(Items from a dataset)
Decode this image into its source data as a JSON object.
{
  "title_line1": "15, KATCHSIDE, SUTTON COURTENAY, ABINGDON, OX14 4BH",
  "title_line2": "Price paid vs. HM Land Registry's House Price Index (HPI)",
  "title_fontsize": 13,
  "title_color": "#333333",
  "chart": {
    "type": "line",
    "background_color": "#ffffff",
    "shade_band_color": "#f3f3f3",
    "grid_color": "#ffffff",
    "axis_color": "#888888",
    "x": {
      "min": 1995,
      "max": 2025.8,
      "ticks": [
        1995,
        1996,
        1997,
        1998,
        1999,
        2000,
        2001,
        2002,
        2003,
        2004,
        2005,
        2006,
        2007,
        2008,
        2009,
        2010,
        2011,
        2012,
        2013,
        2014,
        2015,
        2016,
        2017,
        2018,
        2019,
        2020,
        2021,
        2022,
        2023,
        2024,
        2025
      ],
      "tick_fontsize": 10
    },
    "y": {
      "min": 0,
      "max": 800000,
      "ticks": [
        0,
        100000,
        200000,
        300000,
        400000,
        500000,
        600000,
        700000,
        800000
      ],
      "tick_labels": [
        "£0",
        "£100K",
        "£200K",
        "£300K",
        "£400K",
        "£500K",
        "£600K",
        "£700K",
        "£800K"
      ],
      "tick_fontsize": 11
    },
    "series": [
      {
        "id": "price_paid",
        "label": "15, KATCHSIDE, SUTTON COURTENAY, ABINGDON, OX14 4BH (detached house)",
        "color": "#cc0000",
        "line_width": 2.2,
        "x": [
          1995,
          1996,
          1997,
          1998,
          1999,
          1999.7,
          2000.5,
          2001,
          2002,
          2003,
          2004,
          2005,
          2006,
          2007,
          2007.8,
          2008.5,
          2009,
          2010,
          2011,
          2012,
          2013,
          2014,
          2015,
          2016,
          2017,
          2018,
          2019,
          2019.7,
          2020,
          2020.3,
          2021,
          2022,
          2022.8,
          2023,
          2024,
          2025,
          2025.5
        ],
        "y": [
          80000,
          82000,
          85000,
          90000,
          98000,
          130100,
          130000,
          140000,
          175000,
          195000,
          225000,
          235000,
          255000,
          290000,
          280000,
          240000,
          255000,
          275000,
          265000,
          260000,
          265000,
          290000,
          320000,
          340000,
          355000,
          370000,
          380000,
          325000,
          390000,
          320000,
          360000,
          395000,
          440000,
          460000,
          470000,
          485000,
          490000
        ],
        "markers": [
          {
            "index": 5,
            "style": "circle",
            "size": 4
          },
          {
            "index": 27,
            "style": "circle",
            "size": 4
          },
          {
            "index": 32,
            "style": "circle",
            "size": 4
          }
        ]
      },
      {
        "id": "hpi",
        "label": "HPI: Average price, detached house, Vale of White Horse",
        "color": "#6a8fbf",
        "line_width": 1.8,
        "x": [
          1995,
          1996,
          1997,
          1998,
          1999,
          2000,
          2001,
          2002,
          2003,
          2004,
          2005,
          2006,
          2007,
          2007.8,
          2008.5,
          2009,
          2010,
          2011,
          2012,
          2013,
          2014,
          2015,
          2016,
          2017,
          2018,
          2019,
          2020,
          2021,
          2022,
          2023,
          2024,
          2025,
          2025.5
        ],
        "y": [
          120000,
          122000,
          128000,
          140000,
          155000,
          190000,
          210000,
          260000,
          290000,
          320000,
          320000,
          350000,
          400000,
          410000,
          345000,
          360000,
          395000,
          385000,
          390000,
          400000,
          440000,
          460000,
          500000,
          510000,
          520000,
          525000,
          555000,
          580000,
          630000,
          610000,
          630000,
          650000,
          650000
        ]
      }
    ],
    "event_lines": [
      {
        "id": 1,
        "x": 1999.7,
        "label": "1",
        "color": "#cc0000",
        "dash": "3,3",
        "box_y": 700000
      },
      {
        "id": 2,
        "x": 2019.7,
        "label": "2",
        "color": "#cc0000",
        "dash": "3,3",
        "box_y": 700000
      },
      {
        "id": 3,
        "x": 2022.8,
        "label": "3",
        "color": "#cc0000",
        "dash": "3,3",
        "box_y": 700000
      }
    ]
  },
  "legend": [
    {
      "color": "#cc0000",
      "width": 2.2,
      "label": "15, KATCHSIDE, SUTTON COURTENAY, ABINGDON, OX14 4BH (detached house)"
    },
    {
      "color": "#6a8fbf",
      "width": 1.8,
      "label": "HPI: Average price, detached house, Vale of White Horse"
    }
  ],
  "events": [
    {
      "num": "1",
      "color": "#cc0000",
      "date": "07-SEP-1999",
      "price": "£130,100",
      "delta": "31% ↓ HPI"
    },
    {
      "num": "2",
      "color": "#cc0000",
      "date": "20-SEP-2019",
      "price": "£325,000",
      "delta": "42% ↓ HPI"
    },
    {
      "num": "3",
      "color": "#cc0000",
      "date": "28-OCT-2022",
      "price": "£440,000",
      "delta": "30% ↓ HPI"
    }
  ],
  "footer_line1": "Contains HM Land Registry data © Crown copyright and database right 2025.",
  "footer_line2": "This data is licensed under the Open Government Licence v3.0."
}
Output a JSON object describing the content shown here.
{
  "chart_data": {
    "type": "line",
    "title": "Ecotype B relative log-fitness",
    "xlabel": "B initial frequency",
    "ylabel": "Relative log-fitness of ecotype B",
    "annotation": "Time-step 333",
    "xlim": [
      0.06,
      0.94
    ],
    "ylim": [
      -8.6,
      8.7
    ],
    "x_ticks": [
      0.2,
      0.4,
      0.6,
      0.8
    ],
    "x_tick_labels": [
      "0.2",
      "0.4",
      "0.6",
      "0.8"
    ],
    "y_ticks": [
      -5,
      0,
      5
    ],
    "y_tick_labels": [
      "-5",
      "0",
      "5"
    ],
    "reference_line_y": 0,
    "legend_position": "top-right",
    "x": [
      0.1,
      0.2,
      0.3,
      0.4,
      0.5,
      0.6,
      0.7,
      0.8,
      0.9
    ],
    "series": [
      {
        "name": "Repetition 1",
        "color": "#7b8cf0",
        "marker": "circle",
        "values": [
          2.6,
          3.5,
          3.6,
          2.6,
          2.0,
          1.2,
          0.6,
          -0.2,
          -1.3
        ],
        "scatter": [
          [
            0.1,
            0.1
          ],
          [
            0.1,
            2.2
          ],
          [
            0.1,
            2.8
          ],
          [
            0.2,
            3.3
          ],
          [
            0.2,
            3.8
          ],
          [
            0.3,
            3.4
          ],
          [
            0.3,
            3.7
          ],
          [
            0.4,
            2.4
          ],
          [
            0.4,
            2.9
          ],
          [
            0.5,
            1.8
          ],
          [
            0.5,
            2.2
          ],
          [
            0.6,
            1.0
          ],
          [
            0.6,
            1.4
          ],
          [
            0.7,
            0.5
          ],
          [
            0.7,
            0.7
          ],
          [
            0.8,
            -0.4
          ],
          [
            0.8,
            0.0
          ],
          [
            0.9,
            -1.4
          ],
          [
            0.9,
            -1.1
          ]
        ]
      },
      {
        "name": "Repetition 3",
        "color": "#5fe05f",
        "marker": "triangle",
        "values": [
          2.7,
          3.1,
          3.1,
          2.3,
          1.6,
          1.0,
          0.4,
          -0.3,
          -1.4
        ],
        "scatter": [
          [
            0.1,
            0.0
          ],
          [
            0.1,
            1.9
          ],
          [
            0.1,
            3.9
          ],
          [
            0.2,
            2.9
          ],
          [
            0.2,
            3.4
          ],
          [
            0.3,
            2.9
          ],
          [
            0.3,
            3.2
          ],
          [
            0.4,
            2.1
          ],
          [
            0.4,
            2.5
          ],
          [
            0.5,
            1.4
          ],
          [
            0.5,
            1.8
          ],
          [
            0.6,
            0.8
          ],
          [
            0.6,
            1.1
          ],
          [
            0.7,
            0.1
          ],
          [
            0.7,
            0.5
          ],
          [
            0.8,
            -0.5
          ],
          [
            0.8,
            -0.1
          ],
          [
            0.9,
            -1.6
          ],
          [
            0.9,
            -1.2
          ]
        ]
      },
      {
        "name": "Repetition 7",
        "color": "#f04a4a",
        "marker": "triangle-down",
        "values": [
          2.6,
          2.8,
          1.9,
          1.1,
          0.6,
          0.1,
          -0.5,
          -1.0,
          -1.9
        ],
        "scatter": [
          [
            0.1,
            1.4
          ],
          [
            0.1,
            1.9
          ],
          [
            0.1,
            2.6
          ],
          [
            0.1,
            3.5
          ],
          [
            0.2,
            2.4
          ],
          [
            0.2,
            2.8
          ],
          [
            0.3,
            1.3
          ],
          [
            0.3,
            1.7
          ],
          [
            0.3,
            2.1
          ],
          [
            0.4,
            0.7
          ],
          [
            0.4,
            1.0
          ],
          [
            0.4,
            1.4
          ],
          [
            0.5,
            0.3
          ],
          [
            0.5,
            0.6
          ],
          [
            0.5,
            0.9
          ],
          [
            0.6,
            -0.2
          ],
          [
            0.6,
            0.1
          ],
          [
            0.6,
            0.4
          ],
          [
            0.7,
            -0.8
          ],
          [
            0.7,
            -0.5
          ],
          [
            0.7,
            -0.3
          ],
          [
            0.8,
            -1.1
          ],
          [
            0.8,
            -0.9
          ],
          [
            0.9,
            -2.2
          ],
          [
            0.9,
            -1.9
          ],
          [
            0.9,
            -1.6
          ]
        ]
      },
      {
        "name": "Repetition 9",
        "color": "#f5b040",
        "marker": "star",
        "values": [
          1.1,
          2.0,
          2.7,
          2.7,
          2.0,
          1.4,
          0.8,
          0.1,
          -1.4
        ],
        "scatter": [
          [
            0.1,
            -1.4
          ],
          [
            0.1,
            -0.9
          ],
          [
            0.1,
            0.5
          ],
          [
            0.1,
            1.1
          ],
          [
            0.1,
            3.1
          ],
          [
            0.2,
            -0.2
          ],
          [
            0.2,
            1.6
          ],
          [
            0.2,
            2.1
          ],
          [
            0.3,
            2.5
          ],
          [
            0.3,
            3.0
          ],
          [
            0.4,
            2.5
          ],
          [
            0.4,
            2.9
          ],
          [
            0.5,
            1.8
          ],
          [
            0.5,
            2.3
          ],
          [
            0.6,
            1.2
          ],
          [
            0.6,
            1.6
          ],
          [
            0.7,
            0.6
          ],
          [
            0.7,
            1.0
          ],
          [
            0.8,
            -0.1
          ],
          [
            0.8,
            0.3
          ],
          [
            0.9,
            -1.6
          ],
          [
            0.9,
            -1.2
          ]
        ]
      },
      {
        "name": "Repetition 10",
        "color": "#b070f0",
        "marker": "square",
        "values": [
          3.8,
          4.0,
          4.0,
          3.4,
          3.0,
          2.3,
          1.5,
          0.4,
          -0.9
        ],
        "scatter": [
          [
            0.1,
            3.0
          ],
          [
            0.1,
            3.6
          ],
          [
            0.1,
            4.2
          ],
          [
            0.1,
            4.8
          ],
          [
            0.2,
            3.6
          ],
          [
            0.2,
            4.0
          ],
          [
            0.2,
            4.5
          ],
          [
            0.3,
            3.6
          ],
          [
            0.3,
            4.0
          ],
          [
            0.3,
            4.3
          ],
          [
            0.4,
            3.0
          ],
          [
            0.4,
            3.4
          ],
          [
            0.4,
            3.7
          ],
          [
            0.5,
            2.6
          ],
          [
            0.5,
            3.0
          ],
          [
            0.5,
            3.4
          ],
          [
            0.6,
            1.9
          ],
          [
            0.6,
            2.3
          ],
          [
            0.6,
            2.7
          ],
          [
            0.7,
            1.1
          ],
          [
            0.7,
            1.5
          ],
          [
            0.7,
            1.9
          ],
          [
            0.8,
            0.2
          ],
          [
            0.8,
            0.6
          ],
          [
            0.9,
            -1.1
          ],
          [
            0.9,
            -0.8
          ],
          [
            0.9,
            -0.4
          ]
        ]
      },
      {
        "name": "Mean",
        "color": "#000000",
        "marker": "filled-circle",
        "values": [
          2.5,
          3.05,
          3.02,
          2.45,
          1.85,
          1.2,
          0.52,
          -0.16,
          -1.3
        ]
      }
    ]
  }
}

## TASK OBJECTIVE
Filter out all lines lacking the word "Horse" and copy the rest.

## WRITTEN SOLUTION
        "label": "HPI: Average price, detached house, Vale of White Horse",
      "label": "HPI: Average price, detached house, Vale of White Horse"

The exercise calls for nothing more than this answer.